Return all lines in the material below that contain "more".
━━━ Data entries
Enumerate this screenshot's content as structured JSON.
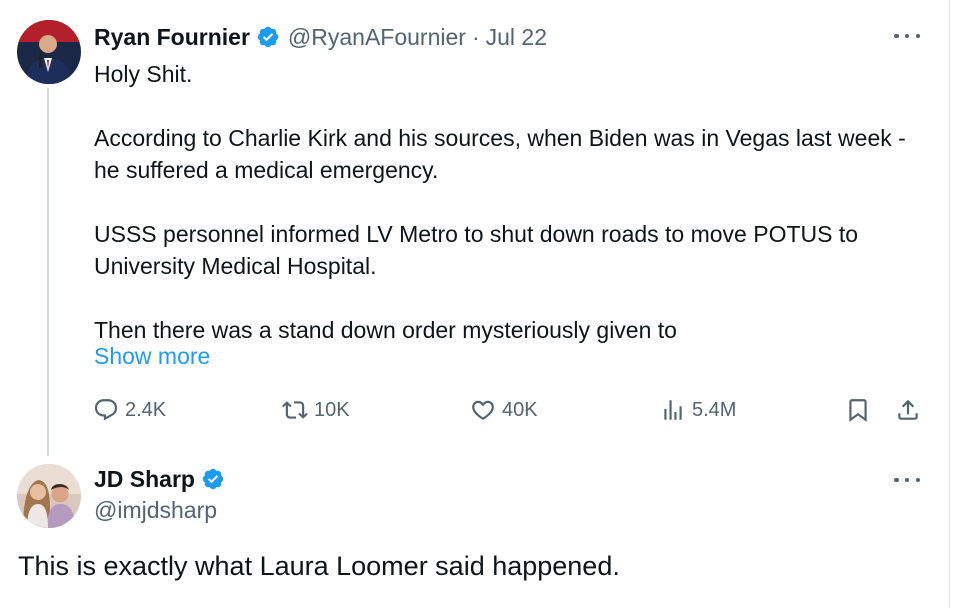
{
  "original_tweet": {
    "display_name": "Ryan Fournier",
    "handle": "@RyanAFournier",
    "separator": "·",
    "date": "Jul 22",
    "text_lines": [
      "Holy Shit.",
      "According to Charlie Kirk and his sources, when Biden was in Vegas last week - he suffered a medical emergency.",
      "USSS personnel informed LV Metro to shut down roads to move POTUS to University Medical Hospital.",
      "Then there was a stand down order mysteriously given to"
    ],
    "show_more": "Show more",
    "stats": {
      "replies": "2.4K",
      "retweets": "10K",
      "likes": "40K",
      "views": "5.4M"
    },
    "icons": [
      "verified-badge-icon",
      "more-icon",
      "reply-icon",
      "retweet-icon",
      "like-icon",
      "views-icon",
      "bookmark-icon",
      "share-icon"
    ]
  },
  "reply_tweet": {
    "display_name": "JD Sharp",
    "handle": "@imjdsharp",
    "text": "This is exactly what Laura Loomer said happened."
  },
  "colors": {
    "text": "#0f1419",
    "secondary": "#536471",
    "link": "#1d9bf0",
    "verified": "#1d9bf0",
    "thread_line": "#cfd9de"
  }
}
━━━━━━
━━━ Data entries
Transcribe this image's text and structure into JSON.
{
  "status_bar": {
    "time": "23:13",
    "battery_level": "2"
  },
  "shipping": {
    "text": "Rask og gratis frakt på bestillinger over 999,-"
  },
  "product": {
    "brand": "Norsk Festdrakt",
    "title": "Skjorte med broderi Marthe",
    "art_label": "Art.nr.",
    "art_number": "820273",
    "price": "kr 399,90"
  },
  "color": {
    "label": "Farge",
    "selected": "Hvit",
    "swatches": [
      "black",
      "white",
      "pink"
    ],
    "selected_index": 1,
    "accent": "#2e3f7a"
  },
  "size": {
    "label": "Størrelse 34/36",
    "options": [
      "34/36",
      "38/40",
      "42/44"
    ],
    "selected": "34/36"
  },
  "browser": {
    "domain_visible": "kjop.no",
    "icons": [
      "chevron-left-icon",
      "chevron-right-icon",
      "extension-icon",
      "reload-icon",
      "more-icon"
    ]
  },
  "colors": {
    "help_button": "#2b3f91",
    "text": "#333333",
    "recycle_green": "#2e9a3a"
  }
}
━━━━━━
▸ Final answer:
    "show_more": "Show more",
      "more-icon",
      "more-icon"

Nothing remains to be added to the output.